== Segment start ==

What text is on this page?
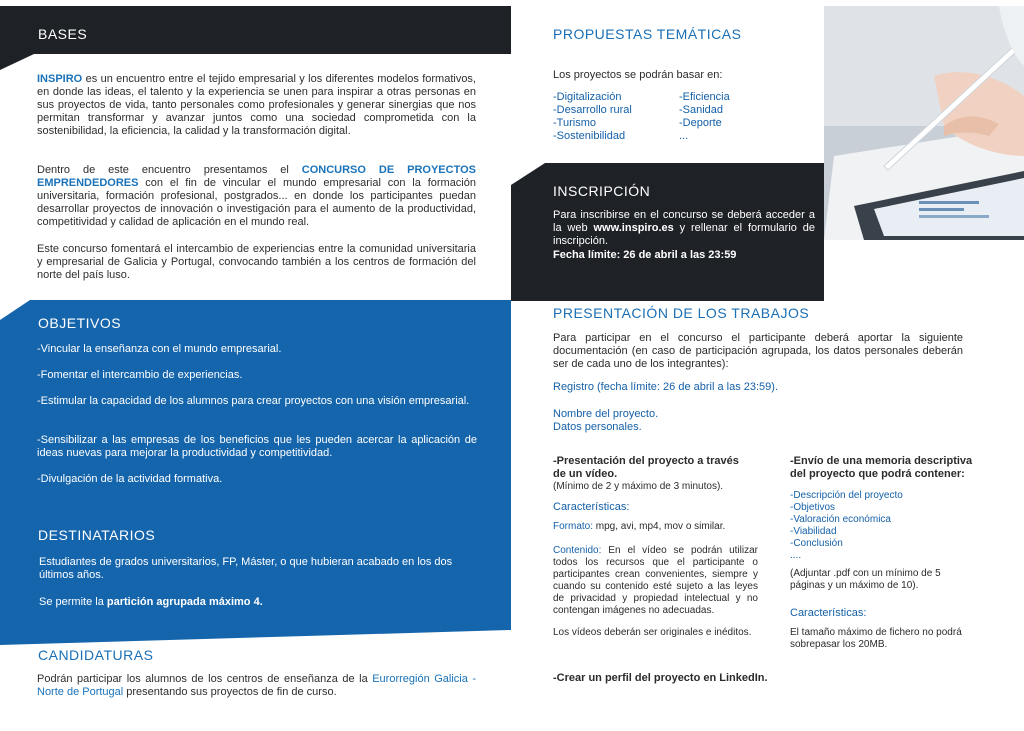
BASES
INSPIRO es un encuentro entre el tejido empresarial y los diferentes modelos formativos, en donde las ideas, el talento y la experiencia se unen para inspirar a otras personas en sus proyectos de vida, tanto personales como profesionales y generar sinergias que nos permitan transformar y avanzar juntos como una sociedad comprometida con la sostenibilidad, la eficiencia, la calidad y la transformación digital.
Dentro de este encuentro presentamos el CONCURSO DE PROYECTOS EMPRENDEDORES con el fin de vincular el mundo empresarial con la formación universitaria, formación profesional, postgrados... en donde los participantes puedan desarrollar proyectos de innovación o investigación para el aumento de la productividad, competitividad y calidad de aplicación en el mundo real.
Este concurso fomentará el intercambio de experiencias entre la comunidad universitaria y empresarial de Galicia y Portugal, convocando también a los centros de formación del norte del país luso.
OBJETIVOS
-Vincular la enseñanza con el mundo empresarial.
-Fomentar el intercambio de experiencias.
-Estimular la capacidad de los alumnos para crear proyectos con una visión empresarial.
-Sensibilizar a las empresas de los beneficios que les pueden acercar la aplicación de ideas nuevas para mejorar la productividad y competitividad.
-Divulgación de la actividad formativa.
DESTINATARIOS
Estudiantes de grados universitarios, FP, Máster, o que hubieran acabado en los dos últimos años.
Se permite la partición agrupada máximo 4.
CANDIDATURAS
Podrán participar los alumnos de los centros de enseñanza de la Eurorregión Galicia - Norte de Portugal presentando sus proyectos de fin de curso.
PROPUESTAS TEMÁTICAS
Los proyectos se podrán basar en:
-Digitalización
-Desarrollo rural
-Turismo
-Sostenibilidad
-Eficiencia
-Sanidad
-Deporte
...
INSCRIPCIÓN
Para inscribirse en el concurso se deberá acceder a la web www.inspiro.es y rellenar el formulario de inscripción.
Fecha límite: 26 de abril a las 23:59
PRESENTACIÓN DE LOS TRABAJOS
Para participar en el concurso el participante deberá aportar la siguiente documentación (en caso de participación agrupada, los datos personales deberán ser de cada uno de los integrantes):
Registro (fecha límite: 26 de abril a las 23:59).
Nombre del proyecto.
Datos personales.
-Presentación del proyecto a través de un vídeo.
(Mínimo de 2 y máximo de 3 minutos).
Características:
Formato: mpg, avi, mp4, mov o similar.
Contenido: En el vídeo se podrán utilizar todos los recursos que el participante o participantes crean convenientes, siempre y cuando su contenido esté sujeto a las leyes de privacidad y propiedad intelectual y no contengan imágenes no adecuadas.
Los vídeos deberán ser originales e inéditos.
-Envío de una memoria descriptiva del proyecto que podrá contener:
-Descripción del proyecto
-Objetivos
-Valoración económica
-Viabilidad
-Conclusión
....
(Adjuntar .pdf con un mínimo de 5 páginas y un máximo de 10).
Características:
El tamaño máximo de fichero no podrá sobrepasar los 20MB.
-Crear un perfil del proyecto en LinkedIn.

== Segment end ==

What you are asked to do:
Output the records above unchanged, minus their pictures.

Answer below:
What text is on this page?
BASES
INSPIRO es un encuentro entre el tejido empresarial y los diferentes modelos formativos, en donde las ideas, el talento y la experiencia se unen para inspirar a otras personas en sus proyectos de vida, tanto personales como profesionales y generar sinergias que nos permitan transformar y avanzar juntos como una sociedad comprometida con la sostenibilidad, la eficiencia, la calidad y la transformación digital.
Dentro de este encuentro presentamos el CONCURSO DE PROYECTOS EMPRENDEDORES con el fin de vincular el mundo empresarial con la formación universitaria, formación profesional, postgrados... en donde los participantes puedan desarrollar proyectos de innovación o investigación para el aumento de la productividad, competitividad y calidad de aplicación en el mundo real.
Este concurso fomentará el intercambio de experiencias entre la comunidad universitaria y empresarial de Galicia y Portugal, convocando también a los centros de formación del norte del país luso.
OBJETIVOS
-Vincular la enseñanza con el mundo empresarial.
-Fomentar el intercambio de experiencias.
-Estimular la capacidad de los alumnos para crear proyectos con una visión empresarial.
-Sensibilizar a las empresas de los beneficios que les pueden acercar la aplicación de ideas nuevas para mejorar la productividad y competitividad.
-Divulgación de la actividad formativa.
DESTINATARIOS
Estudiantes de grados universitarios, FP, Máster, o que hubieran acabado en los dos últimos años.
Se permite la partición agrupada máximo 4.
CANDIDATURAS
Podrán participar los alumnos de los centros de enseñanza de la Eurorregión Galicia - Norte de Portugal presentando sus proyectos de fin de curso.
PROPUESTAS TEMÁTICAS
Los proyectos se podrán basar en:
-Digitalización
-Desarrollo rural
-Turismo
-Sostenibilidad
-Eficiencia
-Sanidad
-Deporte
...
INSCRIPCIÓN
Para inscribirse en el concurso se deberá acceder a la web www.inspiro.es y rellenar el formulario de inscripción.
Fecha límite: 26 de abril a las 23:59
PRESENTACIÓN DE LOS TRABAJOS
Para participar en el concurso el participante deberá aportar la siguiente documentación (en caso de participación agrupada, los datos personales deberán ser de cada uno de los integrantes):
Registro (fecha límite: 26 de abril a las 23:59).
Nombre del proyecto.
Datos personales.
-Presentación del proyecto a través de un vídeo.
(Mínimo de 2 y máximo de 3 minutos).
Características:
Formato: mpg, avi, mp4, mov o similar.
Contenido: En el vídeo se podrán utilizar todos los recursos que el participante o participantes crean convenientes, siempre y cuando su contenido esté sujeto a las leyes de privacidad y propiedad intelectual y no contengan imágenes no adecuadas.
Los vídeos deberán ser originales e inéditos.
-Envío de una memoria descriptiva del proyecto que podrá contener:
-Descripción del proyecto
-Objetivos
-Valoración económica
-Viabilidad
-Conclusión
....
(Adjuntar .pdf con un mínimo de 5 páginas y un máximo de 10).
Características:
El tamaño máximo de fichero no podrá sobrepasar los 20MB.
-Crear un perfil del proyecto en LinkedIn.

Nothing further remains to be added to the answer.